- **Entries provided**
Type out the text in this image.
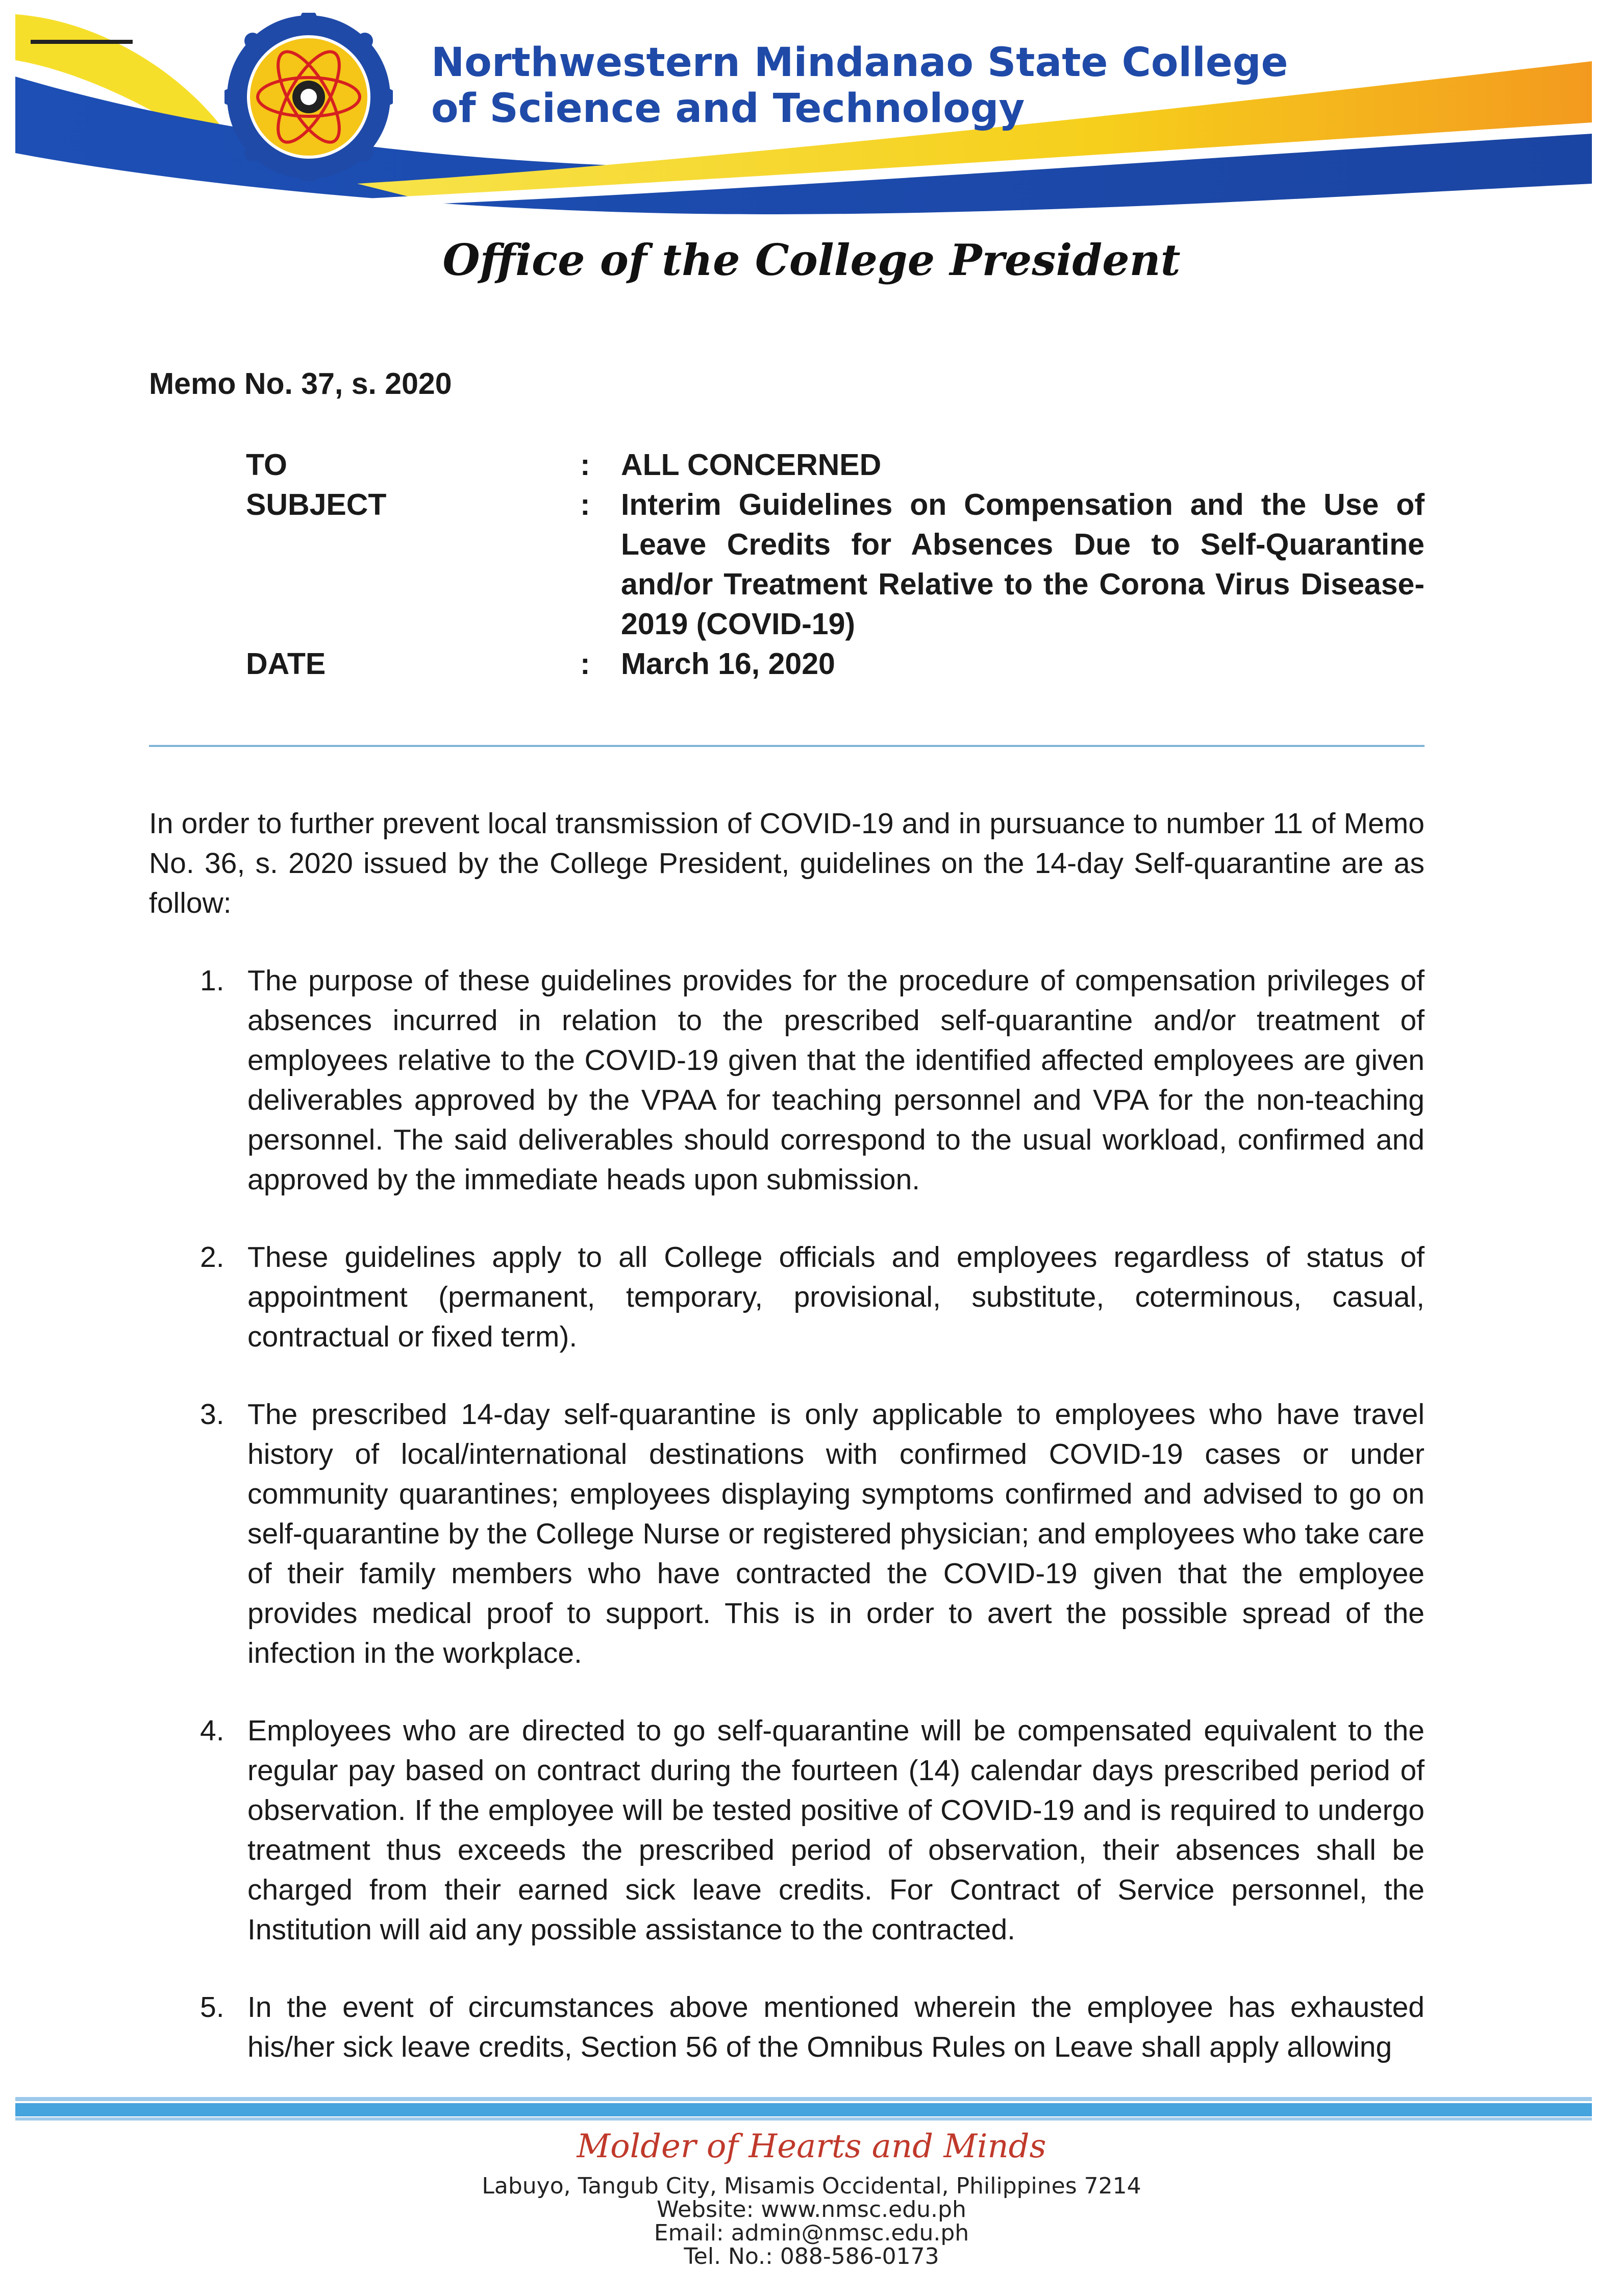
Northwestern Mindanao State College
of Science and Technology
Office of the College President
Memo No. 37, s. 2020
TO	: ALL CONCERNED
SUBJECT	: Interim Guidelines on Compensation and the Use of Leave Credits for Absences Due to Self-Quarantine and/or Treatment Relative to the Corona Virus Disease-2019 (COVID-19)
DATE	: March 16, 2020

In order to further prevent local transmission of COVID-19 and in pursuance to number 11 of Memo No. 36, s. 2020 issued by the College President, guidelines on the 14-day Self-quarantine are as follow:

1. The purpose of these guidelines provides for the procedure of compensation privileges of absences incurred in relation to the prescribed self-quarantine and/or treatment of employees relative to the COVID-19 given that the identified affected employees are given deliverables approved by the VPAA for teaching personnel and VPA for the non-teaching personnel. The said deliverables should correspond to the usual workload, confirmed and approved by the immediate heads upon submission.
2. These guidelines apply to all College officials and employees regardless of status of appointment (permanent, temporary, provisional, substitute, coterminous, casual, contractual or fixed term).
3. The prescribed 14-day self-quarantine is only applicable to employees who have travel history of local/international destinations with confirmed COVID-19 cases or under community quarantines; employees displaying symptoms confirmed and advised to go on self-quarantine by the College Nurse or registered physician; and employees who take care of their family members who have contracted the COVID-19 given that the employee provides medical proof to support. This is in order to avert the possible spread of the infection in the workplace.
4. Employees who are directed to go self-quarantine will be compensated equivalent to the regular pay based on contract during the fourteen (14) calendar days prescribed period of observation. If the employee will be tested positive of COVID-19 and is required to undergo treatment thus exceeds the prescribed period of observation, their absences shall be charged from their earned sick leave credits. For Contract of Service personnel, the Institution will aid any possible assistance to the contracted.
5. In the event of circumstances above mentioned wherein the employee has exhausted his/her sick leave credits, Section 56 of the Omnibus Rules on Leave shall apply allowing
Molder of Hearts and Minds
Labuyo, Tangub City, Misamis Occidental, Philippines 7214
Website: www.nmsc.edu.ph
Email: admin@nmsc.edu.ph
Tel. No.: 088-586-0173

- **Work item**
From the entries above, write out every line without a single change, skipping the images.

- **Answer**
Type out the text in this image.
Northwestern Mindanao State College
of Science and Technology
Office of the College President
Memo No. 37, s. 2020
TO	: ALL CONCERNED
SUBJECT	: Interim Guidelines on Compensation and the Use of Leave Credits for Absences Due to Self-Quarantine and/or Treatment Relative to the Corona Virus Disease-2019 (COVID-19)
DATE	: March 16, 2020

In order to further prevent local transmission of COVID-19 and in pursuance to number 11 of Memo No. 36, s. 2020 issued by the College President, guidelines on the 14-day Self-quarantine are as follow:

1. The purpose of these guidelines provides for the procedure of compensation privileges of absences incurred in relation to the prescribed self-quarantine and/or treatment of employees relative to the COVID-19 given that the identified affected employees are given deliverables approved by the VPAA for teaching personnel and VPA for the non-teaching personnel. The said deliverables should correspond to the usual workload, confirmed and approved by the immediate heads upon submission.
2. These guidelines apply to all College officials and employees regardless of status of appointment (permanent, temporary, provisional, substitute, coterminous, casual, contractual or fixed term).
3. The prescribed 14-day self-quarantine is only applicable to employees who have travel history of local/international destinations with confirmed COVID-19 cases or under community quarantines; employees displaying symptoms confirmed and advised to go on self-quarantine by the College Nurse or registered physician; and employees who take care of their family members who have contracted the COVID-19 given that the employee provides medical proof to support. This is in order to avert the possible spread of the infection in the workplace.
4. Employees who are directed to go self-quarantine will be compensated equivalent to the regular pay based on contract during the fourteen (14) calendar days prescribed period of observation. If the employee will be tested positive of COVID-19 and is required to undergo treatment thus exceeds the prescribed period of observation, their absences shall be charged from their earned sick leave credits. For Contract of Service personnel, the Institution will aid any possible assistance to the contracted.
5. In the event of circumstances above mentioned wherein the employee has exhausted his/her sick leave credits, Section 56 of the Omnibus Rules on Leave shall apply allowing
Molder of Hearts and Minds
Labuyo, Tangub City, Misamis Occidental, Philippines 7214
Website: www.nmsc.edu.ph
Email: admin@nmsc.edu.ph
Tel. No.: 088-586-0173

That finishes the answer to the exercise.